** BEGIN MATERIAL SUPPLIED **

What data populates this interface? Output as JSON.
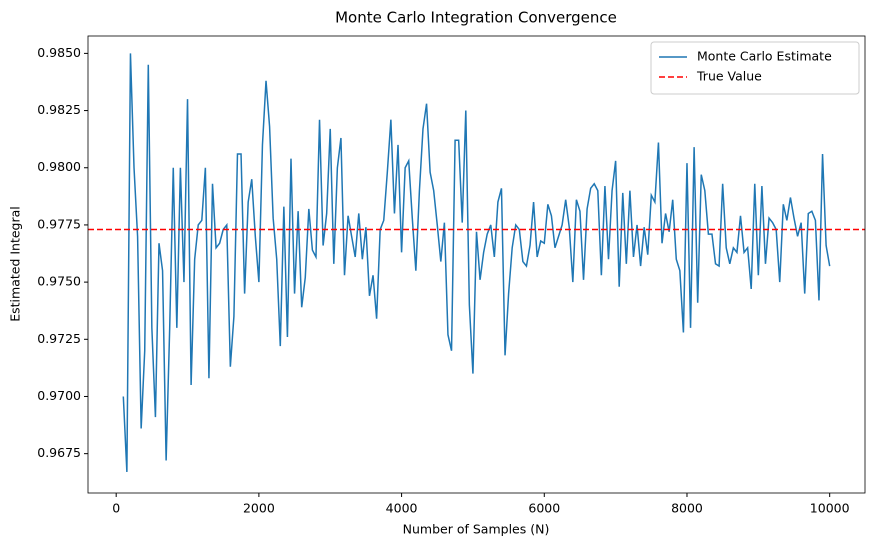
{
  "chart_data": {
    "type": "line",
    "title": "Monte Carlo Integration Convergence",
    "x_label": "Number of Samples (N)",
    "y_label": "Estimated Integral",
    "x": [
      100,
      150,
      200,
      250,
      300,
      350,
      400,
      450,
      500,
      550,
      600,
      650,
      700,
      750,
      800,
      850,
      900,
      950,
      1000,
      1050,
      1100,
      1150,
      1200,
      1250,
      1300,
      1350,
      1400,
      1450,
      1500,
      1550,
      1600,
      1650,
      1700,
      1750,
      1800,
      1850,
      1900,
      1950,
      2000,
      2050,
      2100,
      2150,
      2200,
      2250,
      2300,
      2350,
      2400,
      2450,
      2500,
      2550,
      2600,
      2650,
      2700,
      2750,
      2800,
      2850,
      2900,
      2950,
      3000,
      3050,
      3100,
      3150,
      3200,
      3250,
      3300,
      3350,
      3400,
      3450,
      3500,
      3550,
      3600,
      3650,
      3700,
      3750,
      3800,
      3850,
      3900,
      3950,
      4000,
      4050,
      4100,
      4150,
      4200,
      4250,
      4300,
      4350,
      4400,
      4450,
      4500,
      4550,
      4600,
      4650,
      4700,
      4750,
      4800,
      4850,
      4900,
      4950,
      5000,
      5050,
      5100,
      5150,
      5200,
      5250,
      5300,
      5350,
      5400,
      5450,
      5500,
      5550,
      5600,
      5650,
      5700,
      5750,
      5800,
      5850,
      5900,
      5950,
      6000,
      6050,
      6100,
      6150,
      6200,
      6250,
      6300,
      6350,
      6400,
      6450,
      6500,
      6550,
      6600,
      6650,
      6700,
      6750,
      6800,
      6850,
      6900,
      6950,
      7000,
      7050,
      7100,
      7150,
      7200,
      7250,
      7300,
      7350,
      7400,
      7450,
      7500,
      7550,
      7600,
      7650,
      7700,
      7750,
      7800,
      7850,
      7900,
      7950,
      8000,
      8050,
      8100,
      8150,
      8200,
      8250,
      8300,
      8350,
      8400,
      8450,
      8500,
      8550,
      8600,
      8650,
      8700,
      8750,
      8800,
      8850,
      8900,
      8950,
      9000,
      9050,
      9100,
      9150,
      9200,
      9250,
      9300,
      9350,
      9400,
      9450,
      9500,
      9550,
      9600,
      9650,
      9700,
      9750,
      9800,
      9850,
      9900,
      9950,
      10000
    ],
    "series": [
      {
        "name": "Monte Carlo Estimate",
        "color": "#1f77b4",
        "values": [
          0.97,
          0.9667,
          0.985,
          0.98,
          0.977,
          0.9686,
          0.972,
          0.9845,
          0.973,
          0.9691,
          0.9767,
          0.9755,
          0.9672,
          0.973,
          0.98,
          0.973,
          0.98,
          0.975,
          0.983,
          0.9705,
          0.976,
          0.9775,
          0.9777,
          0.98,
          0.9708,
          0.9793,
          0.9765,
          0.9767,
          0.9773,
          0.9775,
          0.9713,
          0.9735,
          0.9806,
          0.9806,
          0.9745,
          0.9785,
          0.9795,
          0.977,
          0.975,
          0.981,
          0.9838,
          0.9818,
          0.9778,
          0.976,
          0.9722,
          0.9783,
          0.9726,
          0.9804,
          0.9745,
          0.9781,
          0.9739,
          0.9752,
          0.9782,
          0.9764,
          0.9761,
          0.9821,
          0.9766,
          0.978,
          0.9817,
          0.9758,
          0.98,
          0.9813,
          0.9753,
          0.9779,
          0.977,
          0.9761,
          0.978,
          0.976,
          0.9774,
          0.9744,
          0.9753,
          0.9734,
          0.9773,
          0.9777,
          0.9798,
          0.9821,
          0.978,
          0.981,
          0.9763,
          0.98,
          0.9803,
          0.9778,
          0.9755,
          0.979,
          0.9817,
          0.9828,
          0.9798,
          0.979,
          0.9775,
          0.9759,
          0.9776,
          0.9727,
          0.972,
          0.9812,
          0.9812,
          0.9776,
          0.9825,
          0.974,
          0.971,
          0.9772,
          0.9751,
          0.9763,
          0.9771,
          0.9775,
          0.9761,
          0.9785,
          0.9791,
          0.9718,
          0.9745,
          0.9765,
          0.9775,
          0.9773,
          0.9759,
          0.9757,
          0.9766,
          0.9785,
          0.9761,
          0.9768,
          0.9767,
          0.9784,
          0.9779,
          0.9765,
          0.977,
          0.9775,
          0.9786,
          0.9774,
          0.975,
          0.9786,
          0.9781,
          0.9751,
          0.9782,
          0.9791,
          0.9793,
          0.979,
          0.9753,
          0.9792,
          0.976,
          0.979,
          0.9803,
          0.9748,
          0.9789,
          0.9758,
          0.979,
          0.9761,
          0.9775,
          0.9757,
          0.9774,
          0.9762,
          0.9788,
          0.9785,
          0.9811,
          0.9767,
          0.978,
          0.9772,
          0.9786,
          0.976,
          0.9755,
          0.9728,
          0.9802,
          0.973,
          0.9809,
          0.9741,
          0.9797,
          0.979,
          0.9771,
          0.9771,
          0.9758,
          0.9757,
          0.9793,
          0.9765,
          0.9758,
          0.9765,
          0.9763,
          0.9779,
          0.9763,
          0.9765,
          0.9747,
          0.9793,
          0.9753,
          0.9792,
          0.9758,
          0.9778,
          0.9776,
          0.9773,
          0.975,
          0.9784,
          0.9777,
          0.9787,
          0.9778,
          0.977,
          0.9776,
          0.9745,
          0.978,
          0.9781,
          0.9777,
          0.9742,
          0.9806,
          0.9766,
          0.9757
        ]
      }
    ],
    "reference_line": {
      "name": "True Value",
      "value": 0.9773,
      "color": "#ff0000",
      "style": "dashed"
    },
    "xlim": [
      -395,
      10495
    ],
    "ylim": [
      0.96578,
      0.98576
    ],
    "xticks": [
      0,
      2000,
      4000,
      6000,
      8000,
      10000
    ],
    "yticks": [
      0.9675,
      {
        "value": 0.97,
        "label": "0.9700"
      },
      0.9725,
      {
        "value": 0.975,
        "label": "0.9750"
      },
      0.9775,
      {
        "value": 0.98,
        "label": "0.9800"
      },
      0.9825,
      {
        "value": 0.985,
        "label": "0.9850"
      }
    ],
    "grid": false,
    "legend": "upper right"
  }
}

** END MATERIAL SUPPLIED **

GIVEN EXERCISE -
Collect, from the material above, every line containing the word "name".

RESPONSE TO THE TASK -
        "name": "Monte Carlo Estimate",
      "name": "True Value",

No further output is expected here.